---------- Material for this task ----------

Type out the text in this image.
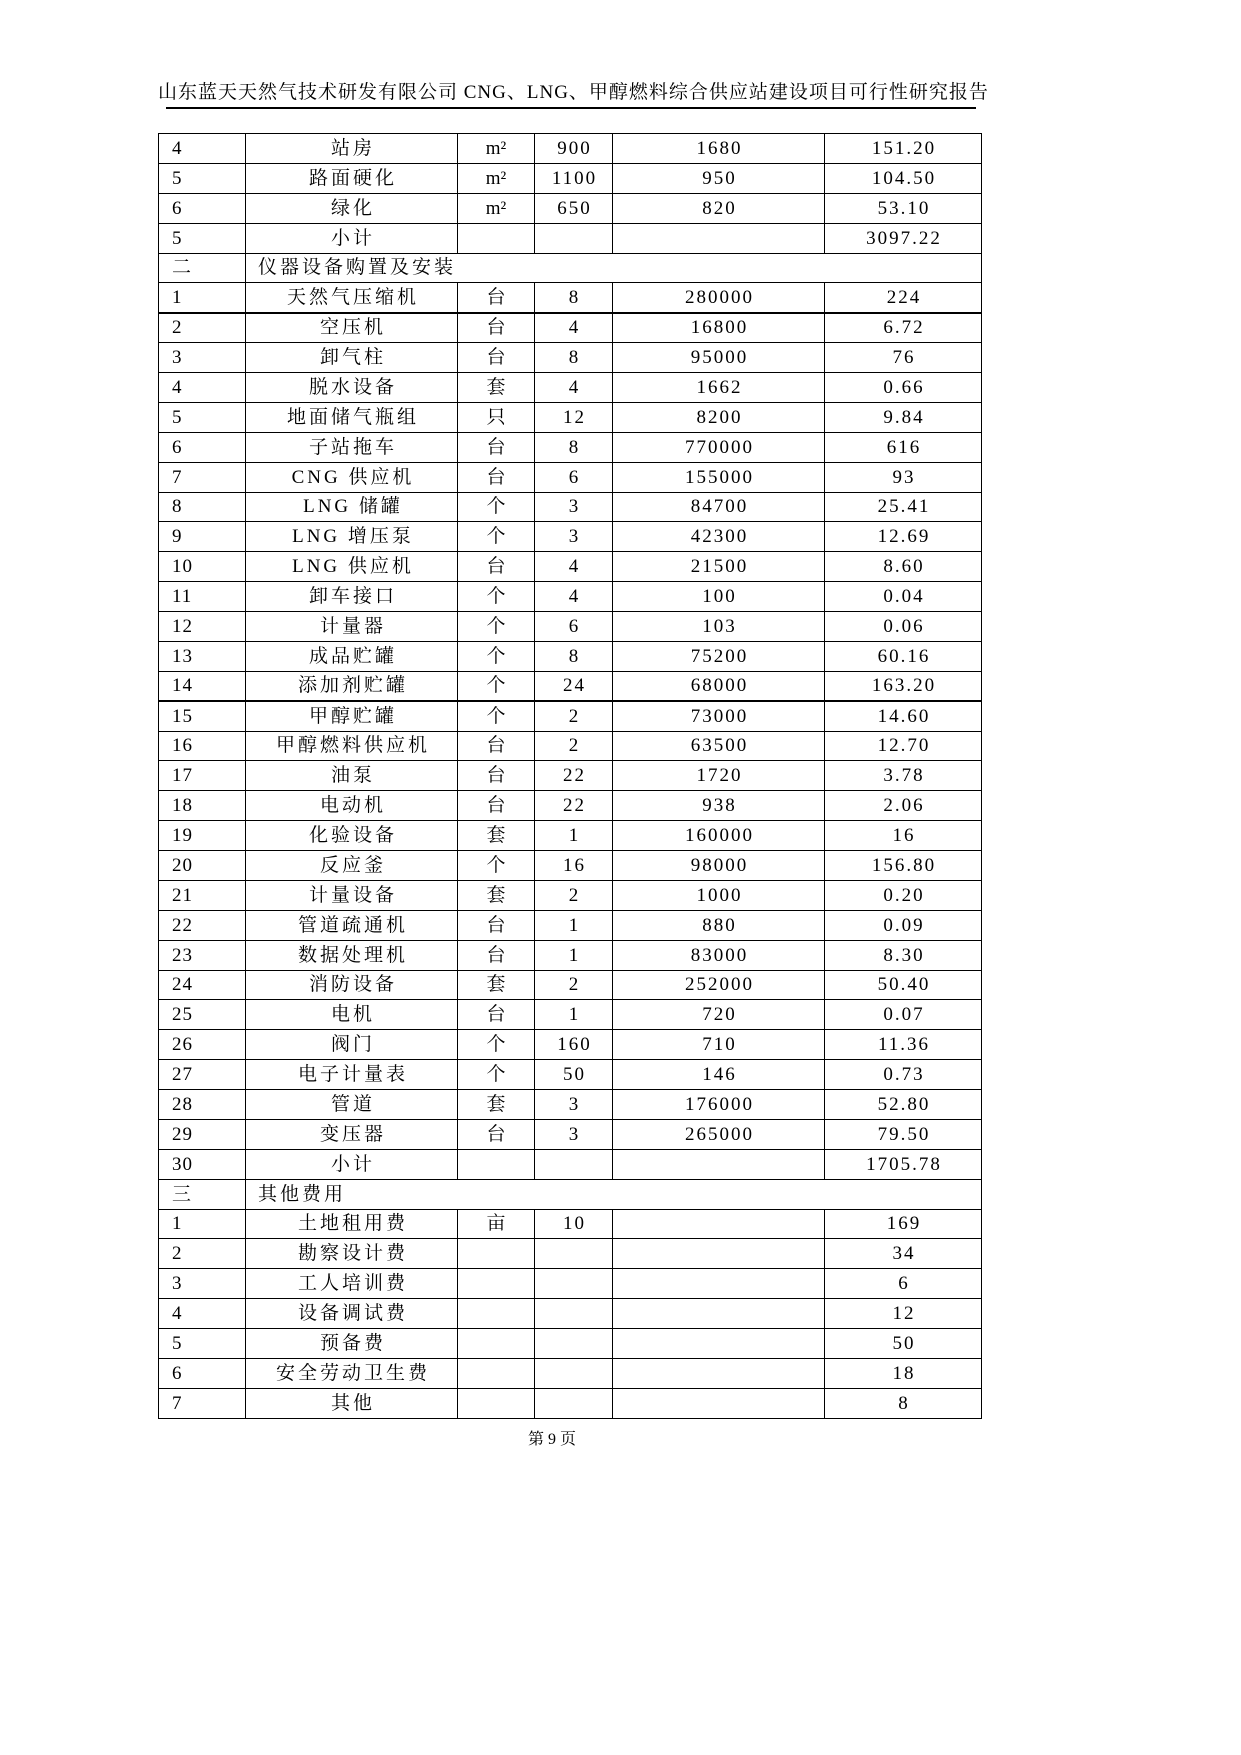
山东蓝天天然气技术研发有限公司 CNG、LNG、甲醇燃料综合供应站建设项目可行性研究报告
4	站房	m²	900	1680	151.20
5	路面硬化	m²	1100	950	104.50
6	绿化	m²	650	820	53.10
5	小计				3097.22
二	仪器设备购置及安装				
1	天然气压缩机	台	8	280000	224
2	空压机	台	4	16800	6.72
3	卸气柱	台	8	95000	76
4	脱水设备	套	4	1662	0.66
5	地面储气瓶组	只	12	8200	9.84
6	子站拖车	台	8	770000	616
7	CNG 供应机	台	6	155000	93
8	LNG 储罐	个	3	84700	25.41
9	LNG 增压泵	个	3	42300	12.69
10	LNG 供应机	台	4	21500	8.60
11	卸车接口	个	4	100	0.04
12	计量器	个	6	103	0.06
13	成品贮罐	个	8	75200	60.16
14	添加剂贮罐	个	24	68000	163.20
15	甲醇贮罐	个	2	73000	14.60
16	甲醇燃料供应机	台	2	63500	12.70
17	油泵	台	22	1720	3.78
18	电动机	台	22	938	2.06
19	化验设备	套	1	160000	16
20	反应釜	个	16	98000	156.80
21	计量设备	套	2	1000	0.20
22	管道疏通机	台	1	880	0.09
23	数据处理机	台	1	83000	8.30
24	消防设备	套	2	252000	50.40
25	电机	台	1	720	0.07
26	阀门	个	160	710	11.36
27	电子计量表	个	50	146	0.73
28	管道	套	3	176000	52.80
29	变压器	台	3	265000	79.50
30	小计				1705.78
三	其他费用				
1	土地租用费	亩	10		169
2	勘察设计费				34
3	工人培训费				6
4	设备调试费				12
5	预备费				50
6	安全劳动卫生费				18
7	其他				8
第 9 页
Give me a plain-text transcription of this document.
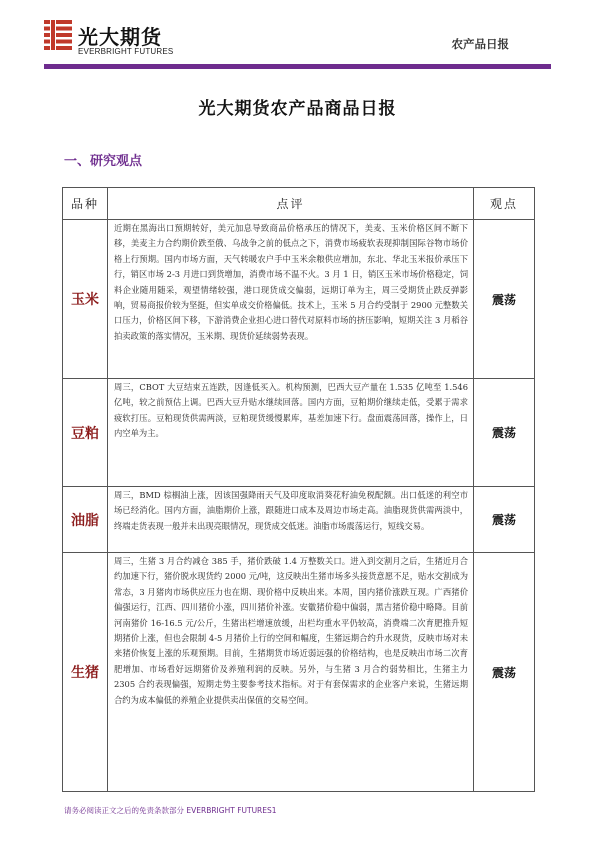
光大期货
EVERBRIGHT FUTURES
农产品日报
光大期货农产品商品日报
一、研究观点
品种	点评	观点
玉米	近期在黑海出口预期转好，美元加息导致商品价格承压的情况下，美麦、玉米价格区间不断下移，美麦主力合约期价跌至俄、乌战争之前的低点之下，消费市场疲软表现抑制国际谷物市场价格上行预期。国内市场方面，天气转暖农户手中玉米余粮供应增加，东北、华北玉米报价承压下行，销区市场 2-3 月进口到货增加，消费市场不温不火。3 月 1 日，销区玉米市场价格稳定，饲料企业随用随采，观望情绪较强，港口现货成交偏弱，远期订单为主，周三受期货止跌反弹影响，贸易商报价较为坚挺，但实单成交价格偏低。技术上，玉米 5 月合约受制于 2900 元整数关口压力，价格区间下移，下游消费企业担心进口替代对原料市场的挤压影响，短期关注 3 月稻谷拍卖政策的落实情况，玉米期、现货价延续弱势表现。	震荡
豆粕	周三，CBOT 大豆结束五连跌，因逢低买入。机构预测，巴西大豆产量在 1.535 亿吨至 1.546 亿吨，较之前预估上调。巴西大豆升贴水继续回落。国内方面，豆粕期价继续走低，受累于需求疲软打压。豆粕现货供需两淡，豆粕现货缓慢累库，基差加速下行。盘面震荡回落，操作上，日内空单为主。	震荡
油脂	周三，BMD 棕榈油上涨，因该国强降雨天气及印度取消葵花籽油免税配额。出口低迷的利空市场已经消化。国内方面，油脂期价上涨，跟随进口成本及周边市场走高。油脂现货供需两淡中，终端走货表现一般并未出现亮眼情况，现货成交低迷。油脂市场震荡运行，短线交易。	震荡
生猪	周三，生猪 3 月合约减仓 385 手，猪价跌破 1.4 万整数关口。进入到交割月之后，生猪近月合约加速下行，猪价脱水现货约 2000 元/吨，这反映出生猪市场多头接货意愿不足，贴水交割成为常态，3 月猪肉市场供应压力也在期、现价格中反映出来。本周，国内猪价涨跌互现。广西猪价偏强运行，江西、四川猪价小涨，四川猪价补涨。安徽猪价稳中偏弱，黑吉猪价稳中略降。目前河南猪价 16-16.5 元/公斤，生猪出栏增速放缓，出栏均重水平仍较高，消费端二次育肥推升短期猪价上涨，但也会限制 4-5 月猪价上行的空间和幅度，生猪远期合约升水现货，反映市场对未来猪价恢复上涨的乐观预期。目前，生猪期货市场近弱远强的价格结构，也是反映出市场二次育肥增加、市场看好远期猪价及养殖利润的反映。另外，与生猪 3 月合约弱势相比，生猪主力 2305 合约表现偏强，短期走势主要参考技术指标。对于有套保需求的企业客户来说，生猪远期合约为成本偏低的养殖企业提供卖出保值的交易空间。	震荡
请务必阅读正文之后的免责条款部分 EVERBRIGHT FUTURES1
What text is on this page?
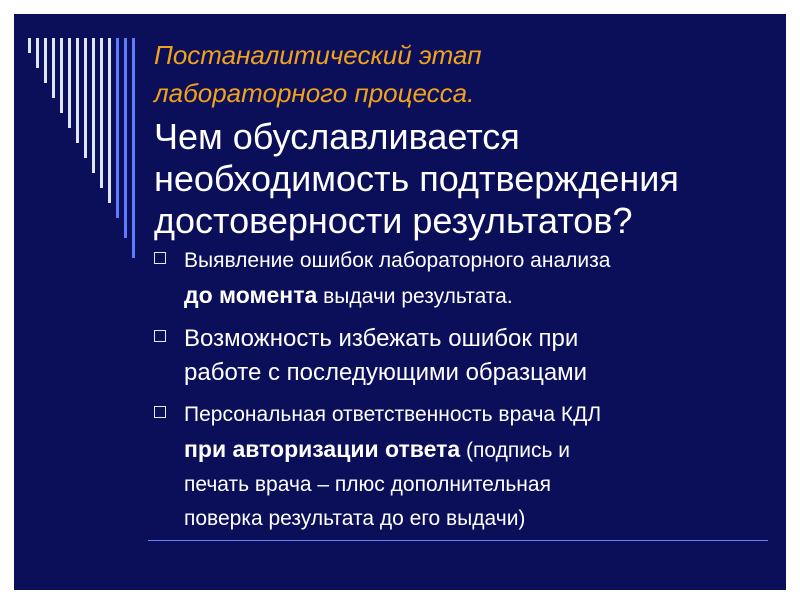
Постаналитический этап
лабораторного процесса.

Чем обуславливается
необходимость подтверждения
достоверности результатов?

Выявление ошибок лабораторного анализа
до момента выдачи результата.
Возможность избежать ошибок при
работе с последующими образцами
Персональная ответственность врача КДЛ
при авторизации ответа (подпись и
печать врача – плюс дополнительная
поверка результата до его выдачи)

----------

• [What to produce]: Everything from the line with "Give me a plain-text" through the end of the records above, and nothing else, is to be quoted exactly; please leave the pictures out.

• [Result for this exercise]:
Give me a plain-text transcription of this document.
光大期货
EVERBRIGHT FUTURES
农产品日报
光大期货农产品商品日报
一、研究观点
品种	点评	观点
玉米	近期在黑海出口预期转好，美元加息导致商品价格承压的情况下，美麦、玉米价格区间不断下移，美麦主力合约期价跌至俄、乌战争之前的低点之下，消费市场疲软表现抑制国际谷物市场价格上行预期。国内市场方面，天气转暖农户手中玉米余粮供应增加，东北、华北玉米报价承压下行，销区市场 2-3 月进口到货增加，消费市场不温不火。3 月 1 日，销区玉米市场价格稳定，饲料企业随用随采，观望情绪较强，港口现货成交偏弱，远期订单为主，周三受期货止跌反弹影响，贸易商报价较为坚挺，但实单成交价格偏低。技术上，玉米 5 月合约受制于 2900 元整数关口压力，价格区间下移，下游消费企业担心进口替代对原料市场的挤压影响，短期关注 3 月稻谷拍卖政策的落实情况，玉米期、现货价延续弱势表现。	震荡
豆粕	周三，CBOT 大豆结束五连跌，因逢低买入。机构预测，巴西大豆产量在 1.535 亿吨至 1.546 亿吨，较之前预估上调。巴西大豆升贴水继续回落。国内方面，豆粕期价继续走低，受累于需求疲软打压。豆粕现货供需两淡，豆粕现货缓慢累库，基差加速下行。盘面震荡回落，操作上，日内空单为主。	震荡
油脂	周三，BMD 棕榈油上涨，因该国强降雨天气及印度取消葵花籽油免税配额。出口低迷的利空市场已经消化。国内方面，油脂期价上涨，跟随进口成本及周边市场走高。油脂现货供需两淡中，终端走货表现一般并未出现亮眼情况，现货成交低迷。油脂市场震荡运行，短线交易。	震荡
生猪	周三，生猪 3 月合约减仓 385 手，猪价跌破 1.4 万整数关口。进入到交割月之后，生猪近月合约加速下行，猪价脱水现货约 2000 元/吨，这反映出生猪市场多头接货意愿不足，贴水交割成为常态，3 月猪肉市场供应压力也在期、现价格中反映出来。本周，国内猪价涨跌互现。广西猪价偏强运行，江西、四川猪价小涨，四川猪价补涨。安徽猪价稳中偏弱，黑吉猪价稳中略降。目前河南猪价 16-16.5 元/公斤，生猪出栏增速放缓，出栏均重水平仍较高，消费端二次育肥推升短期猪价上涨，但也会限制 4-5 月猪价上行的空间和幅度，生猪远期合约升水现货，反映市场对未来猪价恢复上涨的乐观预期。目前，生猪期货市场近弱远强的价格结构，也是反映出市场二次育肥增加、市场看好远期猪价及养殖利润的反映。另外，与生猪 3 月合约弱势相比，生猪主力 2305 合约表现偏强，短期走势主要参考技术指标。对于有套保需求的企业客户来说，生猪远期合约为成本偏低的养殖企业提供卖出保值的交易空间。	震荡
请务必阅读正文之后的免责条款部分 EVERBRIGHT FUTURES1
What text is on this page?
Постаналитический этап
лабораторного процесса.

Чем обуславливается
необходимость подтверждения
достоверности результатов?

Выявление ошибок лабораторного анализа
до момента выдачи результата.
Возможность избежать ошибок при
работе с последующими образцами
Персональная ответственность врача КДЛ
при авторизации ответа (подпись и
печать врача – плюс дополнительная
поверка результата до его выдачи)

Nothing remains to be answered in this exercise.